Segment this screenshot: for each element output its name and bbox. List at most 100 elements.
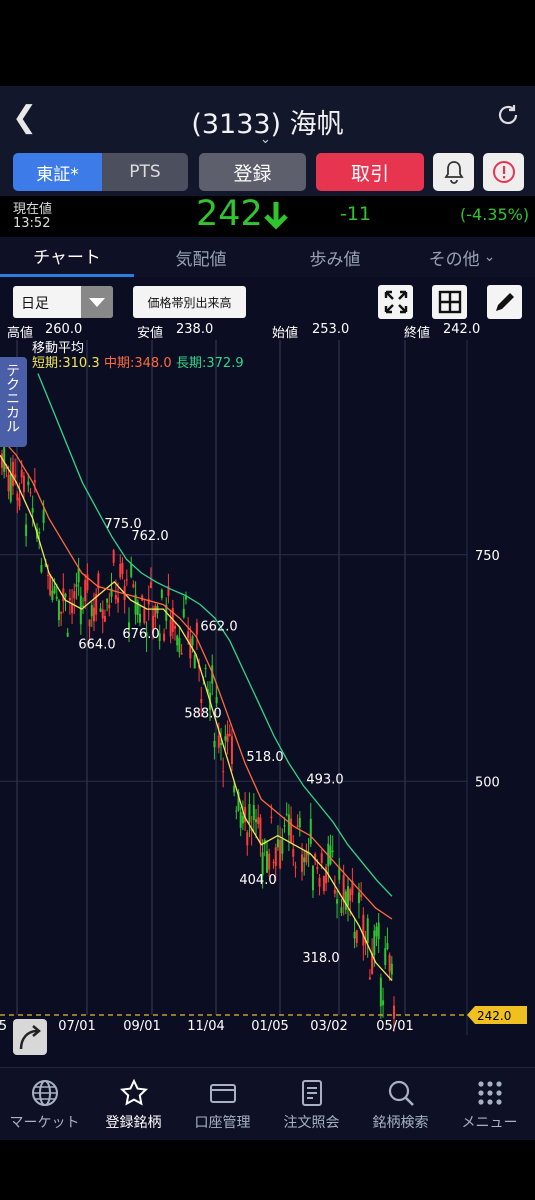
nav-watchlist[interactable]: 登録銘柄 xyxy=(89,1068,178,1141)
candle-body xyxy=(117,597,120,603)
price-change-percent: (-4.35%) xyxy=(460,205,530,224)
candle-body xyxy=(222,771,225,773)
candle-body xyxy=(112,550,115,563)
quote-time: 13:52 xyxy=(13,216,51,231)
technical-side-tab[interactable]: テクニカル xyxy=(0,357,27,447)
tab-time-and-sales[interactable]: 歩み値 xyxy=(268,237,402,277)
candle-body xyxy=(163,633,166,641)
candle-body xyxy=(149,582,152,588)
candle-body xyxy=(292,849,295,857)
scroll-latest-button[interactable] xyxy=(13,1019,47,1055)
status-bar-area xyxy=(0,0,535,86)
price-annotation: 762.0 xyxy=(131,529,168,544)
candle-body xyxy=(377,922,380,940)
candle-body xyxy=(347,886,350,906)
tab-bar: チャート 気配値 歩み値 その他 ⌄ xyxy=(0,237,535,277)
candle-body xyxy=(246,832,249,846)
candle-body xyxy=(388,954,391,972)
info-button[interactable] xyxy=(483,153,524,191)
pencil-icon xyxy=(495,293,514,311)
tab-order-book[interactable]: 気配値 xyxy=(134,237,268,277)
period-select[interactable]: 日足 xyxy=(13,286,113,318)
x-tick-label: 01/05 xyxy=(251,1019,288,1034)
candle-body xyxy=(349,889,352,901)
nav-search-label: 銘柄検索 xyxy=(372,1115,429,1131)
nav-account[interactable]: 口座管理 xyxy=(178,1068,267,1141)
nav-menu[interactable]: メニュー xyxy=(445,1068,534,1141)
candle-body xyxy=(279,840,282,869)
candle-body xyxy=(294,866,297,868)
price-chart[interactable]: 775.0762.0664.0676.0 662.0588.0518.0493.0… xyxy=(0,340,535,1035)
candle-body xyxy=(33,480,36,483)
candle-body xyxy=(373,930,376,956)
candle-body xyxy=(311,865,314,891)
candle-body xyxy=(121,562,124,574)
candle-body xyxy=(252,804,255,821)
nav-market[interactable]: マーケット xyxy=(0,1068,89,1141)
tab-chart[interactable]: チャート xyxy=(0,237,134,277)
tab-other-label: その他 xyxy=(428,249,480,270)
drawing-button[interactable] xyxy=(487,285,522,319)
candle-body xyxy=(49,574,52,596)
candle-body xyxy=(239,812,242,828)
candle-body xyxy=(193,654,196,669)
chevron-down-icon xyxy=(81,286,113,318)
candle-body xyxy=(53,586,56,594)
candle-body xyxy=(174,625,177,629)
document-icon xyxy=(301,1080,322,1106)
globe-icon xyxy=(31,1080,58,1106)
fullscreen-button[interactable] xyxy=(378,285,413,319)
candle-body xyxy=(3,446,6,472)
candle-body xyxy=(40,565,43,573)
register-button[interactable]: 登録 xyxy=(199,153,306,191)
chart-area[interactable]: 日足 価格帯別出来高 高値 260.0 安値 238.0 始値 253.0 終値… xyxy=(0,277,535,1067)
market-pts-button[interactable]: PTS xyxy=(102,153,188,191)
candle-body xyxy=(241,815,244,824)
candle-body xyxy=(42,509,45,523)
ma-short: 短期:310.3 xyxy=(32,356,100,371)
nav-account-label: 口座管理 xyxy=(194,1115,251,1131)
alert-button[interactable] xyxy=(433,153,474,191)
candle-body xyxy=(344,891,347,910)
close-label: 終値 xyxy=(404,326,431,341)
candle-body xyxy=(38,531,41,534)
bell-icon xyxy=(443,161,464,184)
candle-body xyxy=(108,604,111,609)
candle-body xyxy=(180,652,183,655)
x-tick-label: 07/01 xyxy=(58,1019,95,1034)
candle-body xyxy=(215,697,218,704)
nav-search[interactable]: 銘柄検索 xyxy=(356,1068,445,1141)
current-price: 242 xyxy=(196,194,263,234)
candle-body xyxy=(362,914,365,946)
candle-body xyxy=(233,785,236,793)
refresh-icon[interactable] xyxy=(495,102,521,128)
price-annotation: 664.0 xyxy=(78,638,115,653)
candle-body xyxy=(219,742,222,745)
layout-button[interactable] xyxy=(432,285,467,319)
candle-body xyxy=(51,590,54,601)
card-icon xyxy=(209,1084,236,1103)
nav-orders[interactable]: 注文照会 xyxy=(267,1068,356,1141)
candle-body xyxy=(386,943,389,949)
candle-body xyxy=(228,734,231,736)
system-navigation-area xyxy=(0,1140,535,1200)
chevron-down-icon: ⌄ xyxy=(483,249,496,265)
candle-body xyxy=(90,605,93,617)
current-price-label: 現在値 xyxy=(13,202,53,217)
trade-button[interactable]: 取引 xyxy=(316,153,424,191)
candle-body xyxy=(325,866,328,884)
candle-body xyxy=(270,816,273,818)
chevron-down-icon[interactable]: ⌄ xyxy=(260,132,271,147)
market-tse-button[interactable]: 東証* xyxy=(13,153,102,191)
volume-by-price-button[interactable]: 価格帯別出来高 xyxy=(133,286,246,318)
nav-menu-label: メニュー xyxy=(461,1115,518,1131)
price-annotation: 518.0 xyxy=(246,750,283,765)
candle-body xyxy=(316,866,319,870)
candle-body xyxy=(16,493,19,501)
candle-body xyxy=(195,622,198,635)
candle-body xyxy=(103,615,106,622)
tab-other[interactable]: その他 ⌄ xyxy=(402,237,522,277)
candle-body xyxy=(114,595,117,600)
candle-body xyxy=(187,631,190,639)
price-annotation: 676.0 xyxy=(122,627,159,642)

▶ **SET TASK**
Convert all the lines above into a JSON list of strings, one string per line, leaving out blank lines and the picture.

▶ **COMPLETE ANSWER**
[
  "Segment this screenshot: for each element output its name and bbox. List at most 100 elements.",
  "nav-watchlist[interactable]: 登録銘柄 xyxy=(89,1068,178,1141)",
  "candle-body xyxy=(117,597,120,603)",
  "price-change-percent: (-4.35%) xyxy=(460,205,530,224)",
  "candle-body xyxy=(222,771,225,773)",
  "candle-body xyxy=(112,550,115,563)",
  "quote-time: 13:52 xyxy=(13,216,51,231)",
  "technical-side-tab[interactable]: テクニカル xyxy=(0,357,27,447)",
  "tab-time-and-sales[interactable]: 歩み値 xyxy=(268,237,402,277)",
  "candle-body xyxy=(163,633,166,641)",
  "candle-body xyxy=(149,582,152,588)",
  "candle-body xyxy=(292,849,295,857)",
  "scroll-latest-button[interactable] xyxy=(13,1019,47,1055)",
  "status-bar-area xyxy=(0,0,535,86)",
  "price-annotation: 762.0 xyxy=(131,529,168,544)",
  "candle-body xyxy=(377,922,380,940)",
  "candle-body xyxy=(347,886,350,906)",
  "tab-bar: チャート 気配値 歩み値 その他 ⌄ xyxy=(0,237,535,277)",
  "candle-body xyxy=(246,832,249,846)",
  "candle-body xyxy=(388,954,391,972)",
  "info-button[interactable] xyxy=(483,153,524,191)",
  "pencil-icon xyxy=(495,293,514,311)",
  "tab-order-book[interactable]: 気配値 xyxy=(134,237,268,277)",
  "period-select[interactable]: 日足 xyxy=(13,286,113,318)",
  "x-tick-label: 01/05 xyxy=(251,1019,288,1034)",
  "candle-body xyxy=(349,889,352,901)",
  "nav-search-label: 銘柄検索 xyxy=(372,1115,429,1131)",
  "nav-account[interactable]: 口座管理 xyxy=(178,1068,267,1141)",
  "nav-menu[interactable]: メニュー xyxy=(445,1068,534,1141)",
  "candle-body xyxy=(279,840,282,869)",
  "candle-body xyxy=(294,866,297,868)",
  "price-chart[interactable]: 775.0762.0664.0676.0 662.0588.0518.0493.0… xyxy=(0,340,535,1035)",
  "candle-body xyxy=(33,480,36,483)",
  "candle-body xyxy=(373,930,376,956)",
  "candle-body xyxy=(311,865,314,891)",
  "candle-body xyxy=(121,562,124,574)",
  "candle-body xyxy=(252,804,255,821)",
  "nav-market[interactable]: マーケット xyxy=(0,1068,89,1141)",
  "tab-chart[interactable]: チャート xyxy=(0,237,134,277)",
  "tab-other-label: その他 xyxy=(428,249,480,270)",
  "drawing-button[interactable] xyxy=(487,285,522,319)",
  "candle-body xyxy=(49,574,52,596)",
  "candle-body xyxy=(239,812,242,828)",
  "candle-body xyxy=(193,654,196,669)",
  "chevron-down-icon xyxy=(81,286,113,318)",
  "candle-body xyxy=(53,586,56,594)",
  "candle-body xyxy=(174,625,177,629)",
  "document-icon xyxy=(301,1080,322,1106)",
  "globe-icon xyxy=(31,1080,58,1106)",
  "fullscreen-button[interactable] xyxy=(378,285,413,319)",
  "candle-body xyxy=(3,446,6,472)",
  "candle-body xyxy=(40,565,43,573)",
  "register-button[interactable]: 登録 xyxy=(199,153,306,191)",
  "chart-area[interactable]: 日足 価格帯別出来高 高値 260.0 安値 238.0 始値 253.0 終値… xyxy=(0,277,535,1067)",
  "market-pts-button[interactable]: PTS xyxy=(102,153,188,191)",
  "candle-body xyxy=(241,815,244,824)",
  "candle-body xyxy=(42,509,45,523)",
  "ma-short: 短期:310.3 xyxy=(32,356,100,371)",
  "nav-account-label: 口座管理 xyxy=(194,1115,251,1131)",
  "alert-button[interactable] xyxy=(433,153,474,191)",
  "candle-body xyxy=(344,891,347,910)",
  "close-label: 終値 xyxy=(404,326,431,341)",
  "candle-body xyxy=(38,531,41,534)",
  "bell-icon xyxy=(443,161,464,184)",
  "candle-body xyxy=(108,604,111,609)",
  "candle-body xyxy=(180,652,183,655)",
  "x-tick-label: 07/01 xyxy=(58,1019,95,1034)",
  "candle-body xyxy=(215,697,218,704)",
  "nav-search[interactable]: 銘柄検索 xyxy=(356,1068,445,1141)",
  "current-price: 242 xyxy=(196,194,263,234)",
  "candle-body xyxy=(362,914,365,946)",
  "candle-body xyxy=(233,785,236,793)",
  "refresh-icon[interactable] xyxy=(495,102,521,128)",
  "price-annotation: 664.0 xyxy=(78,638,115,653)",
  "candle-body xyxy=(219,742,222,745)",
  "layout-button[interactable] xyxy=(432,285,467,319)",
  "candle-body xyxy=(51,590,54,601)",
  "card-icon xyxy=(209,1084,236,1103)",
  "nav-orders[interactable]: 注文照会 xyxy=(267,1068,356,1141)",
  "candle-body xyxy=(386,943,389,949)",
  "candle-body xyxy=(228,734,231,736)",
  "system-navigation-area xyxy=(0,1140,535,1200)",
  "chevron-down-icon: ⌄ xyxy=(483,249,496,265)",
  "candle-body xyxy=(90,605,93,617)",
  "current-price-label: 現在値 xyxy=(13,202,53,217)",
  "trade-button[interactable]: 取引 xyxy=(316,153,424,191)",
  "candle-body xyxy=(325,866,328,884)",
  "candle-body xyxy=(270,816,273,818)",
  "chevron-down-icon[interactable]: ⌄ xyxy=(260,132,271,147)",
  "market-tse-button[interactable]: 東証* xyxy=(13,153,102,191)",
  "volume-by-price-button[interactable]: 価格帯別出来高 xyxy=(133,286,246,318)",
  "nav-menu-label: メニュー xyxy=(461,1115,518,1131)",
  "price-annotation: 518.0 xyxy=(246,750,283,765)",
  "candle-body xyxy=(316,866,319,870)",
  "candle-body xyxy=(16,493,19,501)",
  "candle-body xyxy=(195,622,198,635)",
  "candle-body xyxy=(103,615,106,622)",
  "tab-other[interactable]: その他 ⌄ xyxy=(402,237,522,277)",
  "candle-body xyxy=(114,595,117,600)",
  "candle-body xyxy=(187,631,190,639)",
  "price-annotation: 676.0 xyxy=(122,627,159,642)"
]